▸ YOUR TASK
Copy all lines holding the word "SHIFT" from the entries.

Collected data
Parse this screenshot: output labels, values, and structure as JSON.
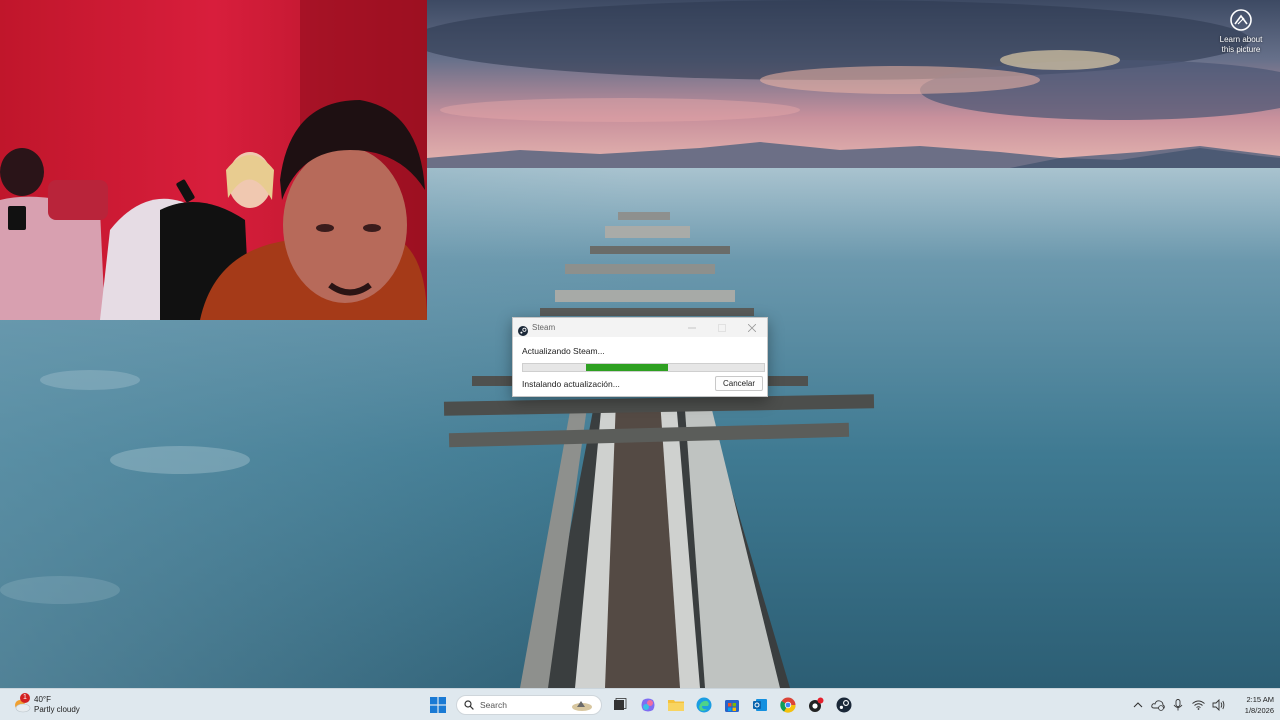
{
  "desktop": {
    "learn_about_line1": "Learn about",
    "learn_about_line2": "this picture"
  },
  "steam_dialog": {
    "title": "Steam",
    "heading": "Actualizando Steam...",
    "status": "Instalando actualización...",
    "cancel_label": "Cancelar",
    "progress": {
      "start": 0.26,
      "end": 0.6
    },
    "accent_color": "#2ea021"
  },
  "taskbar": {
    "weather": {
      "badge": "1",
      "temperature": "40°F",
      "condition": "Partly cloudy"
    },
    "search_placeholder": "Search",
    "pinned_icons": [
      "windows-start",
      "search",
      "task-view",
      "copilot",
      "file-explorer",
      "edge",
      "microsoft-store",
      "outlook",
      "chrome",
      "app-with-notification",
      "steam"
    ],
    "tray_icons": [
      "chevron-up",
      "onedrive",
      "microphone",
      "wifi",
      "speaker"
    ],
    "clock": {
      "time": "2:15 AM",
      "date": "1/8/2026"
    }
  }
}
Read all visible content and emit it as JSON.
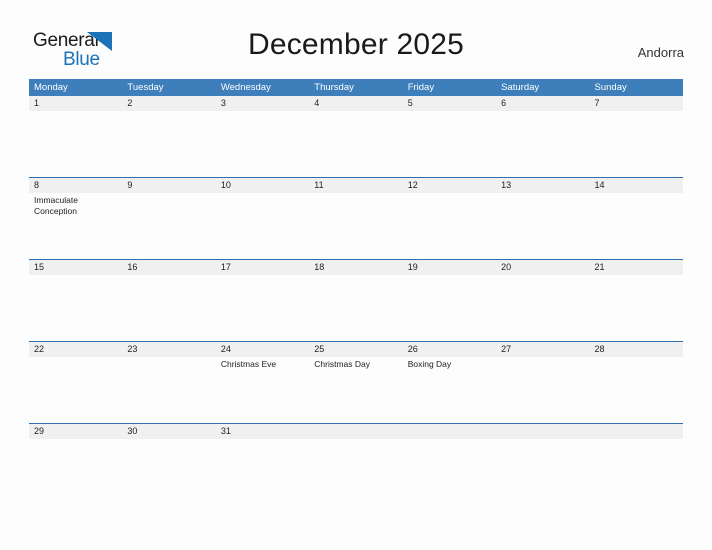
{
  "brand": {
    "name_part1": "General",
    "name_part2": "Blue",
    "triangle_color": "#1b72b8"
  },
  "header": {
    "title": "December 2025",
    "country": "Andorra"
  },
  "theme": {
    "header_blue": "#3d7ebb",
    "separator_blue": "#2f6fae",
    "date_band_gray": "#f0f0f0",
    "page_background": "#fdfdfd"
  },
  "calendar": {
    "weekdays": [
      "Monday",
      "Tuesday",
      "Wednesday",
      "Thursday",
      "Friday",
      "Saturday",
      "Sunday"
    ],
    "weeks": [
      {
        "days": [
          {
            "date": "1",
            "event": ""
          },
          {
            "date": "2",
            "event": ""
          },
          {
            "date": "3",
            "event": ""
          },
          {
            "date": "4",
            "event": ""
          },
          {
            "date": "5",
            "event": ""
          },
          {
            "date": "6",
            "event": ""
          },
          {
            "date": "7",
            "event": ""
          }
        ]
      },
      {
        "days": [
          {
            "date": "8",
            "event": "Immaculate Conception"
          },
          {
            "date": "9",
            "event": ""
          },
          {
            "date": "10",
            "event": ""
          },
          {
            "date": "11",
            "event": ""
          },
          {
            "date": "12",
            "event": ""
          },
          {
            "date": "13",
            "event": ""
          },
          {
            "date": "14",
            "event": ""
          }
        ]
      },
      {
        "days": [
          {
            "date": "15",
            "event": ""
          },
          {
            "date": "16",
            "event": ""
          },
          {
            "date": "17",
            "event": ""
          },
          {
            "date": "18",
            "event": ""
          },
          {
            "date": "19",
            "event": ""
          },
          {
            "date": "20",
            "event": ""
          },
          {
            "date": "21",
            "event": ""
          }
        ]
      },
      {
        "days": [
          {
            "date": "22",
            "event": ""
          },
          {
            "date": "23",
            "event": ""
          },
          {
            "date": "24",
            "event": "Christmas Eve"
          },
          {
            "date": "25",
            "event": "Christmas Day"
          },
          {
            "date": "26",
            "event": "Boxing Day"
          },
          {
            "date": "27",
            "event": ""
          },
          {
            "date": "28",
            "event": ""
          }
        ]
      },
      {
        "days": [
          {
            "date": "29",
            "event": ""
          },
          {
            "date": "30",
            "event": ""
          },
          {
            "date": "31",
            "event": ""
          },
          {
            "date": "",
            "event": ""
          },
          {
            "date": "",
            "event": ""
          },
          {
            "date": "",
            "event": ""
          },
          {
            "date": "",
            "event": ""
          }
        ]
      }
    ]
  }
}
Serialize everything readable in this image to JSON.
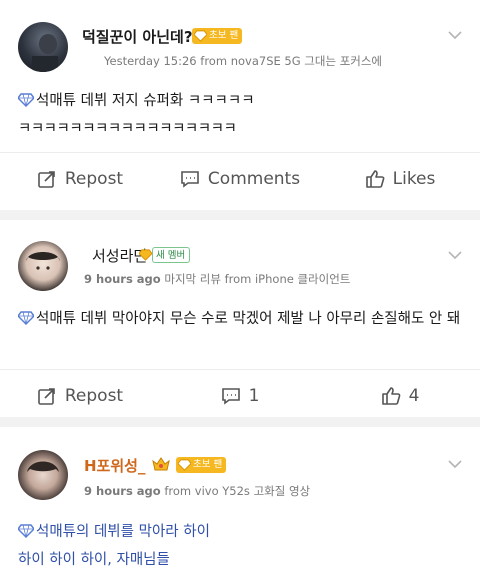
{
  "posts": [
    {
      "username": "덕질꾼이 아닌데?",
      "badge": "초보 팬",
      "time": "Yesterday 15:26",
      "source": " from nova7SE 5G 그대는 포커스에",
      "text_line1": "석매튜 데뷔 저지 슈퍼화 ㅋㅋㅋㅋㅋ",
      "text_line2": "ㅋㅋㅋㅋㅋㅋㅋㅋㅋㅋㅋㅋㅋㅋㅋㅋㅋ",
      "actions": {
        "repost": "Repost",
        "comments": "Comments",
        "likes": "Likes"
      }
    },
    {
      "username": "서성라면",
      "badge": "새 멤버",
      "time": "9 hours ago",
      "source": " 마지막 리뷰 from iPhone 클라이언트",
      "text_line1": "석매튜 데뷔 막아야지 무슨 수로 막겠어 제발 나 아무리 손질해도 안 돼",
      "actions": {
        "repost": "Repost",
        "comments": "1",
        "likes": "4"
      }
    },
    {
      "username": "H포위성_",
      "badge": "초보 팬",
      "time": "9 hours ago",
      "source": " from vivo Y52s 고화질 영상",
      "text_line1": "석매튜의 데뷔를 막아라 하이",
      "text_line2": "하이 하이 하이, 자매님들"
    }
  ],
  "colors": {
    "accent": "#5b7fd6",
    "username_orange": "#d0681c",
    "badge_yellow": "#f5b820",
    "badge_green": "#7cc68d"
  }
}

==

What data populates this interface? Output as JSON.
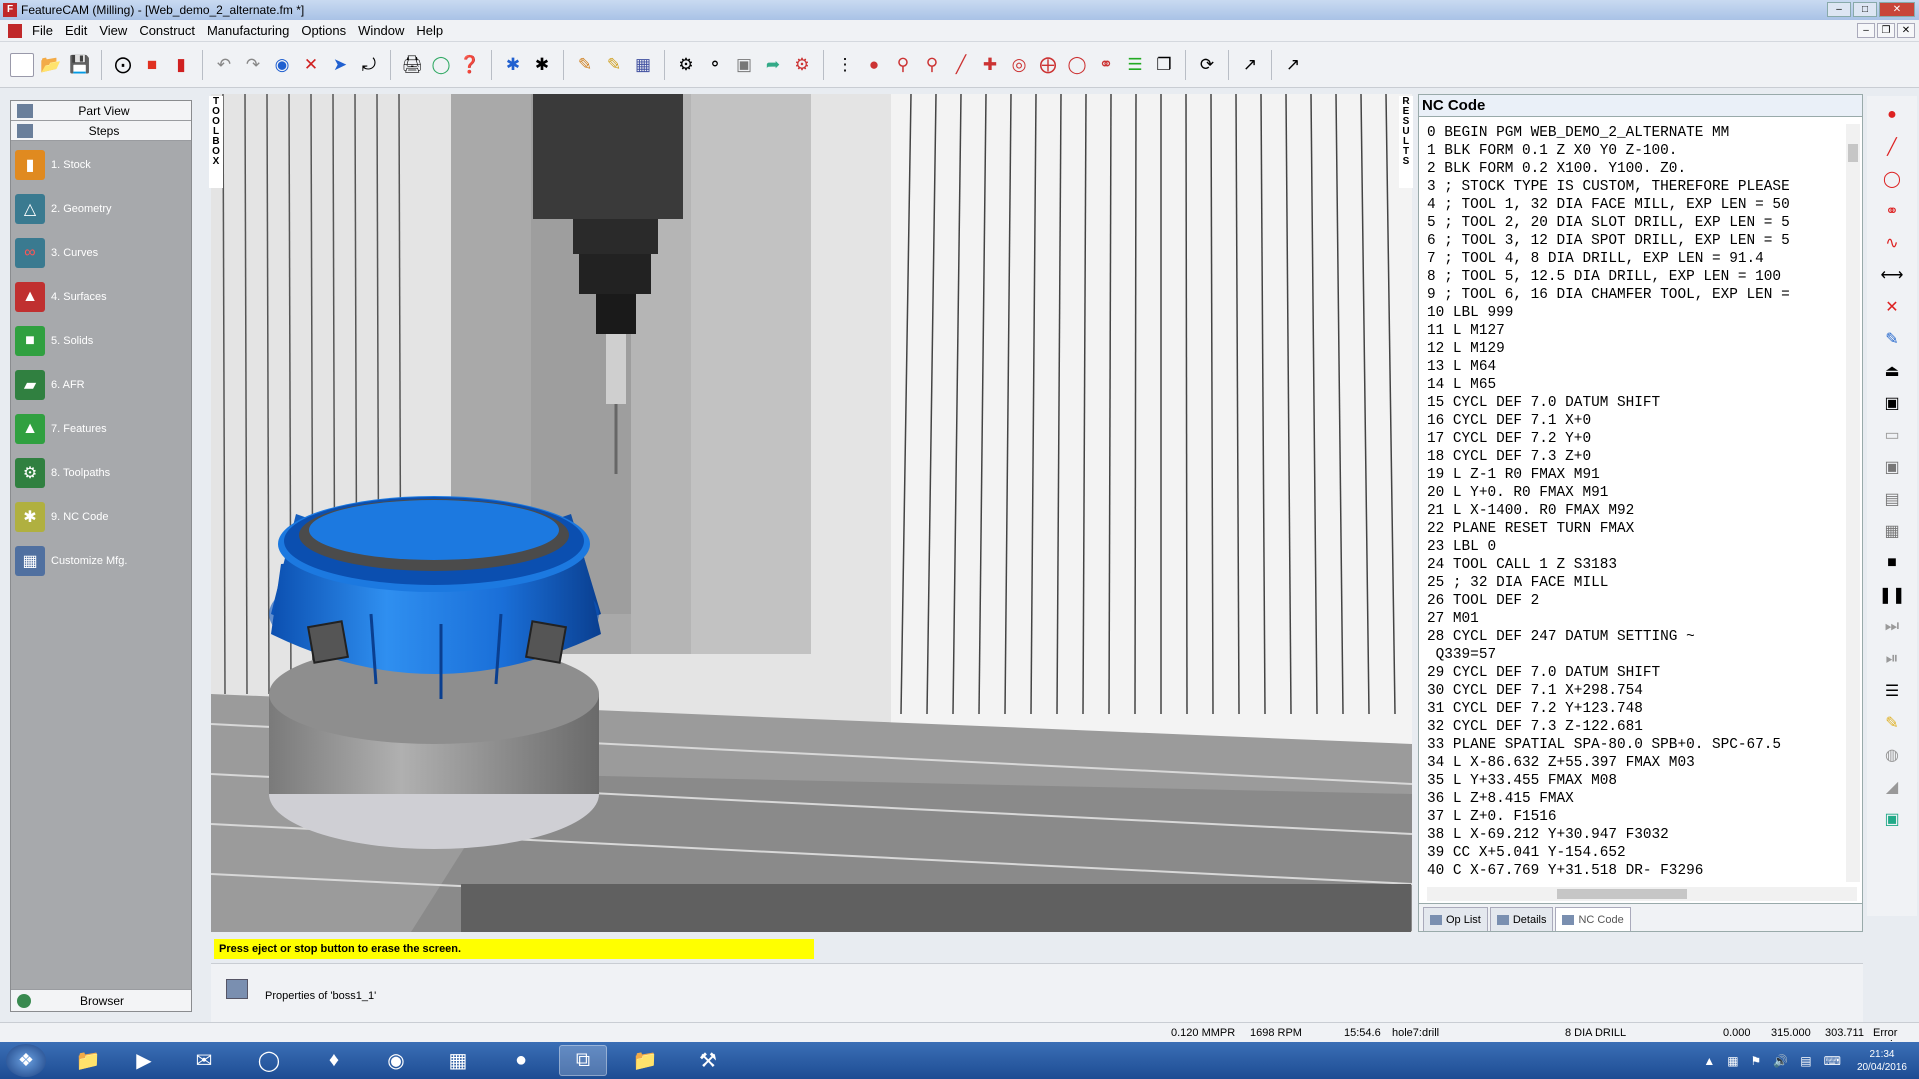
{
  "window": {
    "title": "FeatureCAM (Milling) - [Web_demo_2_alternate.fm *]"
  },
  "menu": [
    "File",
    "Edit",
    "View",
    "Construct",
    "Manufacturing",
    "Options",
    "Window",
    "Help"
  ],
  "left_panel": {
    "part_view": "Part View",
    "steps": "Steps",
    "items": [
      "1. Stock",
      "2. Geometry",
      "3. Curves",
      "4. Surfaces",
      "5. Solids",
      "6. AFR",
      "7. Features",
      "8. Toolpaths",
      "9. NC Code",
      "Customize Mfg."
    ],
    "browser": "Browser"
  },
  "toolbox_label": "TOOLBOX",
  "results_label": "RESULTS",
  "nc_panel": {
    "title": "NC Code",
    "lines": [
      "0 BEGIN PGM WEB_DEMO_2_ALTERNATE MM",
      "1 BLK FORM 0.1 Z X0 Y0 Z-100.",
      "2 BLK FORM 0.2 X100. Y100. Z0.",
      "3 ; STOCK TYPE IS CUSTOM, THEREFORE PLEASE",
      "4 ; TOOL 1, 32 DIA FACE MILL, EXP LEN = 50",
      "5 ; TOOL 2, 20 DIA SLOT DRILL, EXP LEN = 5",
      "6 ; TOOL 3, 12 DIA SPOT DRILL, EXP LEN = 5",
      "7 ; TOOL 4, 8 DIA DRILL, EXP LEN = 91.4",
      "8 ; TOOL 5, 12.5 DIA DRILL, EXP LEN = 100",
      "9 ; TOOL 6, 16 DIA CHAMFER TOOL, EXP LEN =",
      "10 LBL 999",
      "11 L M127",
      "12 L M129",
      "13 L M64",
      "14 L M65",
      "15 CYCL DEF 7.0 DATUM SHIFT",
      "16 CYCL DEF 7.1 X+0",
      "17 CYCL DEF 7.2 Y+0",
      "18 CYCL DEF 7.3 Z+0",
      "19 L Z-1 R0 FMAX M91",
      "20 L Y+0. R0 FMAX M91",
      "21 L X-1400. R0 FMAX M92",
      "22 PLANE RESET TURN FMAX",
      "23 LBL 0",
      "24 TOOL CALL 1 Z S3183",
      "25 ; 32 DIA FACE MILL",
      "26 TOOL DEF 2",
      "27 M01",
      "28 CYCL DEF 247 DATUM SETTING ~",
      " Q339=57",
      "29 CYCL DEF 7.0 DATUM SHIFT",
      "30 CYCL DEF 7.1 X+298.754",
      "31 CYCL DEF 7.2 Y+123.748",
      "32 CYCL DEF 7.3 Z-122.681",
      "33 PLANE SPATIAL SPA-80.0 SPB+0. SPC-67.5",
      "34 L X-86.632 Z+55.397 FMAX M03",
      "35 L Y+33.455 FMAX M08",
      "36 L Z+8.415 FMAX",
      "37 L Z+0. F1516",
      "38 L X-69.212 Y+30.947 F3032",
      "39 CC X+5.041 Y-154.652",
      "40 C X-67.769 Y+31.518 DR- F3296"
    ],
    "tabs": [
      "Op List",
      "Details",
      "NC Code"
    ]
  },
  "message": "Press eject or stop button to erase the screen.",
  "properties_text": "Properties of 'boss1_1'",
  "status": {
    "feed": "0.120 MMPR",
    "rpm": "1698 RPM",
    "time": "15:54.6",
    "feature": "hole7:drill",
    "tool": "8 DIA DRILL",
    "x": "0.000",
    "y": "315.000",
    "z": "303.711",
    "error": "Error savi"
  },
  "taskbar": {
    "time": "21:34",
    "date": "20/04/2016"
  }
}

▸ COMPLETE ANSWER
      "15 CYCL DEF 7.0 DATUM SHIFT",
      "29 CYCL DEF 7.0 DATUM SHIFT",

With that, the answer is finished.